Skip the pictures. Reproduce all other material exactly.

▶ _Material provided_
##########
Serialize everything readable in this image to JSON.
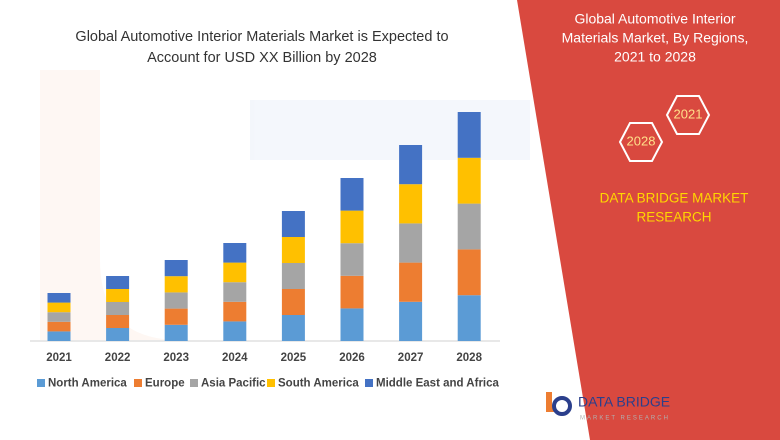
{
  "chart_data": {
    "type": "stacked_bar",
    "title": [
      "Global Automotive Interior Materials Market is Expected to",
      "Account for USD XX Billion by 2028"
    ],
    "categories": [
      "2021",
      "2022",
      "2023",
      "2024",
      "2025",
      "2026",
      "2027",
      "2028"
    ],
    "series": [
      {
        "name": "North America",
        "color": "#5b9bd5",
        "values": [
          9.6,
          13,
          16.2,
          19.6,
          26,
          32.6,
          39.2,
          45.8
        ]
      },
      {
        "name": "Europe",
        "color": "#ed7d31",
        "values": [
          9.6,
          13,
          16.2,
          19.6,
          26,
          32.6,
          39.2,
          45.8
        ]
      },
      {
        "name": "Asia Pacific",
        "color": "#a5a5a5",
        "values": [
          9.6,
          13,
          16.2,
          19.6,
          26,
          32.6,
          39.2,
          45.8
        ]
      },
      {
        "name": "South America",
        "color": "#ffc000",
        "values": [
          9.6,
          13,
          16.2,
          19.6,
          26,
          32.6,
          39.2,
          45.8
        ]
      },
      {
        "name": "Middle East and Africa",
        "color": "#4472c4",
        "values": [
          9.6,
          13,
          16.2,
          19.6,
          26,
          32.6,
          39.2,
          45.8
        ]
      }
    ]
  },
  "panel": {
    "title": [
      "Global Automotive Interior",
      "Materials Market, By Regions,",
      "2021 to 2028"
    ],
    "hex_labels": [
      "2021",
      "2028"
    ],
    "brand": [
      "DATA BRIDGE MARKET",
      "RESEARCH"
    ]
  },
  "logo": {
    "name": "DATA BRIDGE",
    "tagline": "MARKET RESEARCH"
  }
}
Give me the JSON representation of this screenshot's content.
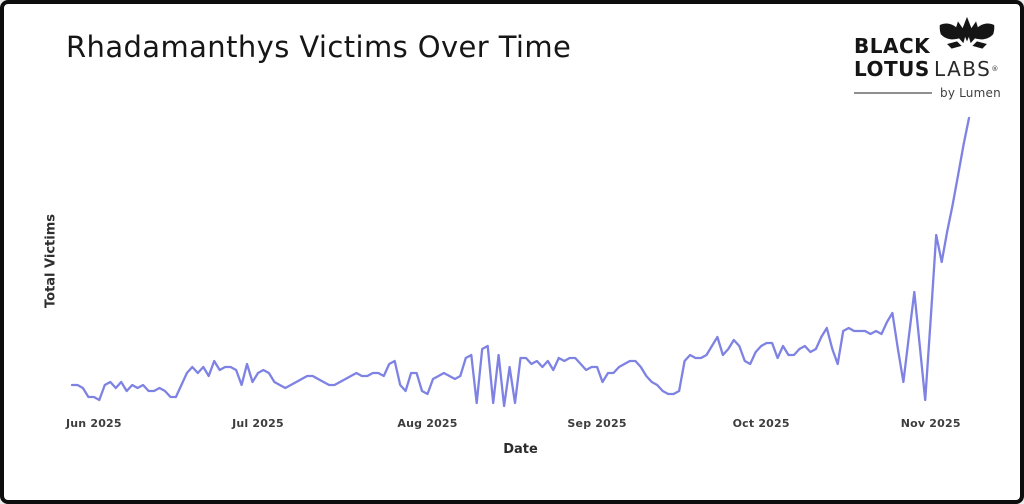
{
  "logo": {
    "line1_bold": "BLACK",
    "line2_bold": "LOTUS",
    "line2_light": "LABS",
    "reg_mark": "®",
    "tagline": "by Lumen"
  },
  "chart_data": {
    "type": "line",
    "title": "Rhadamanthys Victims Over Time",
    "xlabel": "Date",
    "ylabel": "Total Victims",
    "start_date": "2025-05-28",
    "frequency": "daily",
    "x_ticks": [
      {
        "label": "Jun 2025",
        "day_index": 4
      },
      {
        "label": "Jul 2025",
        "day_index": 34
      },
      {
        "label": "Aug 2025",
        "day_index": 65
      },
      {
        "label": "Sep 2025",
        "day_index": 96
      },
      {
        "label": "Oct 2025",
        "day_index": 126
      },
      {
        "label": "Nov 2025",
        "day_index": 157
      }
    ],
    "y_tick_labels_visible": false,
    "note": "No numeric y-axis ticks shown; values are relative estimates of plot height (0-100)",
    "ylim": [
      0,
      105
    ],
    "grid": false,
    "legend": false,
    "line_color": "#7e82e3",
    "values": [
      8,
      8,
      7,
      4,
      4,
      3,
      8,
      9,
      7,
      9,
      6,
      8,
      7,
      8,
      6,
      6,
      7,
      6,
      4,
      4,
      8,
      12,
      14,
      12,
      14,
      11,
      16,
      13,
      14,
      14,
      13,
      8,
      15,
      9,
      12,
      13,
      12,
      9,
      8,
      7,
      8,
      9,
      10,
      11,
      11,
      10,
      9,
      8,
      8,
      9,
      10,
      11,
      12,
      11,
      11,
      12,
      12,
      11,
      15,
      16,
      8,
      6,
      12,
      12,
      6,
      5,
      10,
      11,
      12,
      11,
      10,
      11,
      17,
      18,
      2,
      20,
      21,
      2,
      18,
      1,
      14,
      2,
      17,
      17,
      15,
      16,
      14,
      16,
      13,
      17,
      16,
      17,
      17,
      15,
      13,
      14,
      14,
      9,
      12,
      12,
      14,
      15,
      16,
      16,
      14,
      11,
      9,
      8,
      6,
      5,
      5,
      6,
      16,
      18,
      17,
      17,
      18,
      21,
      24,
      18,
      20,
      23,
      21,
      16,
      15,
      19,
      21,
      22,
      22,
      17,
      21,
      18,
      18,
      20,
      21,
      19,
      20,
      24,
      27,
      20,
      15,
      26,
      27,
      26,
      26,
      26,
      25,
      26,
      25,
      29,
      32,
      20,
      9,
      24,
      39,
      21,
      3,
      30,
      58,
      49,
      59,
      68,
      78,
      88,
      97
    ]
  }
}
##########
▶ _Response for this exercise_
Serialize everything readable in this image to JSON.
{
  "chart_data": {
    "type": "stacked_bar",
    "title": [
      "Global Automotive Interior Materials Market is Expected to",
      "Account for USD XX Billion by 2028"
    ],
    "categories": [
      "2021",
      "2022",
      "2023",
      "2024",
      "2025",
      "2026",
      "2027",
      "2028"
    ],
    "series": [
      {
        "name": "North America",
        "color": "#5b9bd5",
        "values": [
          9.6,
          13,
          16.2,
          19.6,
          26,
          32.6,
          39.2,
          45.8
        ]
      },
      {
        "name": "Europe",
        "color": "#ed7d31",
        "values": [
          9.6,
          13,
          16.2,
          19.6,
          26,
          32.6,
          39.2,
          45.8
        ]
      },
      {
        "name": "Asia Pacific",
        "color": "#a5a5a5",
        "values": [
          9.6,
          13,
          16.2,
          19.6,
          26,
          32.6,
          39.2,
          45.8
        ]
      },
      {
        "name": "South America",
        "color": "#ffc000",
        "values": [
          9.6,
          13,
          16.2,
          19.6,
          26,
          32.6,
          39.2,
          45.8
        ]
      },
      {
        "name": "Middle East and Africa",
        "color": "#4472c4",
        "values": [
          9.6,
          13,
          16.2,
          19.6,
          26,
          32.6,
          39.2,
          45.8
        ]
      }
    ]
  },
  "panel": {
    "title": [
      "Global Automotive Interior",
      "Materials Market, By Regions,",
      "2021 to 2028"
    ],
    "hex_labels": [
      "2021",
      "2028"
    ],
    "brand": [
      "DATA BRIDGE MARKET",
      "RESEARCH"
    ]
  },
  "logo": {
    "name": "DATA BRIDGE",
    "tagline": "MARKET RESEARCH"
  }
}
Give me the JSON representation of this screenshot's content.
{
  "logo": {
    "line1_bold": "BLACK",
    "line2_bold": "LOTUS",
    "line2_light": "LABS",
    "reg_mark": "®",
    "tagline": "by Lumen"
  },
  "chart_data": {
    "type": "line",
    "title": "Rhadamanthys Victims Over Time",
    "xlabel": "Date",
    "ylabel": "Total Victims",
    "start_date": "2025-05-28",
    "frequency": "daily",
    "x_ticks": [
      {
        "label": "Jun 2025",
        "day_index": 4
      },
      {
        "label": "Jul 2025",
        "day_index": 34
      },
      {
        "label": "Aug 2025",
        "day_index": 65
      },
      {
        "label": "Sep 2025",
        "day_index": 96
      },
      {
        "label": "Oct 2025",
        "day_index": 126
      },
      {
        "label": "Nov 2025",
        "day_index": 157
      }
    ],
    "y_tick_labels_visible": false,
    "note": "No numeric y-axis ticks shown; values are relative estimates of plot height (0-100)",
    "ylim": [
      0,
      105
    ],
    "grid": false,
    "legend": false,
    "line_color": "#7e82e3",
    "values": [
      8,
      8,
      7,
      4,
      4,
      3,
      8,
      9,
      7,
      9,
      6,
      8,
      7,
      8,
      6,
      6,
      7,
      6,
      4,
      4,
      8,
      12,
      14,
      12,
      14,
      11,
      16,
      13,
      14,
      14,
      13,
      8,
      15,
      9,
      12,
      13,
      12,
      9,
      8,
      7,
      8,
      9,
      10,
      11,
      11,
      10,
      9,
      8,
      8,
      9,
      10,
      11,
      12,
      11,
      11,
      12,
      12,
      11,
      15,
      16,
      8,
      6,
      12,
      12,
      6,
      5,
      10,
      11,
      12,
      11,
      10,
      11,
      17,
      18,
      2,
      20,
      21,
      2,
      18,
      1,
      14,
      2,
      17,
      17,
      15,
      16,
      14,
      16,
      13,
      17,
      16,
      17,
      17,
      15,
      13,
      14,
      14,
      9,
      12,
      12,
      14,
      15,
      16,
      16,
      14,
      11,
      9,
      8,
      6,
      5,
      5,
      6,
      16,
      18,
      17,
      17,
      18,
      21,
      24,
      18,
      20,
      23,
      21,
      16,
      15,
      19,
      21,
      22,
      22,
      17,
      21,
      18,
      18,
      20,
      21,
      19,
      20,
      24,
      27,
      20,
      15,
      26,
      27,
      26,
      26,
      26,
      25,
      26,
      25,
      29,
      32,
      20,
      9,
      24,
      39,
      21,
      3,
      30,
      58,
      49,
      59,
      68,
      78,
      88,
      97
    ]
  }
}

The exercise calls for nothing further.